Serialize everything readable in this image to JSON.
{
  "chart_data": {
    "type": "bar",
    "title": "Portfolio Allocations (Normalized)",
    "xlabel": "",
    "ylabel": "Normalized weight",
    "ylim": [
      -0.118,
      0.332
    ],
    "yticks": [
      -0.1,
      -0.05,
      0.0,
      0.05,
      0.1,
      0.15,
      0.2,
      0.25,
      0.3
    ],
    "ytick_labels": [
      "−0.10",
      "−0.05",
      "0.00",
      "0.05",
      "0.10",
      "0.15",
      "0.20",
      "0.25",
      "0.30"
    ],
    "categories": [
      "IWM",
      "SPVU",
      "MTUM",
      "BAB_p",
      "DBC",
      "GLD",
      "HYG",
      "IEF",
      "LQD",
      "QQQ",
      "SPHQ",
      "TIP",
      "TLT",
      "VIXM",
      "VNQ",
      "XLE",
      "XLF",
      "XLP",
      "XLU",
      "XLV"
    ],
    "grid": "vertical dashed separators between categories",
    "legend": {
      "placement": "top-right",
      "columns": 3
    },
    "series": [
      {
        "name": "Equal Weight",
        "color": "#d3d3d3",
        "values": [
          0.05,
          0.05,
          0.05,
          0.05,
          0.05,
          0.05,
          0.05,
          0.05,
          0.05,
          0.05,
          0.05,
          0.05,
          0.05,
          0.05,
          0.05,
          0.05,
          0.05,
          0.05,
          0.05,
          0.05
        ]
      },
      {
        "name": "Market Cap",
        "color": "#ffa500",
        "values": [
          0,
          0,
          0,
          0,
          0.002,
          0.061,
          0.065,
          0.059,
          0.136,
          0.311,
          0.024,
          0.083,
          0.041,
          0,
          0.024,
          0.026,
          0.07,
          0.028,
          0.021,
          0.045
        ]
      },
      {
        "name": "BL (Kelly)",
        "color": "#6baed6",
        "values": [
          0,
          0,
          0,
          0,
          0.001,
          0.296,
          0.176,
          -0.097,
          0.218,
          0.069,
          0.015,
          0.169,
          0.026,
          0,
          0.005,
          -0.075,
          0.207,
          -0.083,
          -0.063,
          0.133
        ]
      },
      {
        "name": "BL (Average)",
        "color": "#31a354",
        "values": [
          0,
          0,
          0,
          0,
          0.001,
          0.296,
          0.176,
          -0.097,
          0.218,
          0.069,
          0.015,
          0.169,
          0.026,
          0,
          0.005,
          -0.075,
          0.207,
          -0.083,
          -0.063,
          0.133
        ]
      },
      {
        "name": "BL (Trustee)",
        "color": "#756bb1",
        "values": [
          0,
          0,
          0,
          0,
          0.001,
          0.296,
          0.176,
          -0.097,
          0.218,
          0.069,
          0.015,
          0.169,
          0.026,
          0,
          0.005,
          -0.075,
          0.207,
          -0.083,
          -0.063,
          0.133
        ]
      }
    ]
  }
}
· · ·
▶ [Set task]:
Write out each line of the data that holds the string "name".

▶ [Task answer]:
        "name": "Equal Weight",
        "name": "Market Cap",
        "name": "BL (Kelly)",
        "name": "BL (Average)",
        "name": "BL (Trustee)",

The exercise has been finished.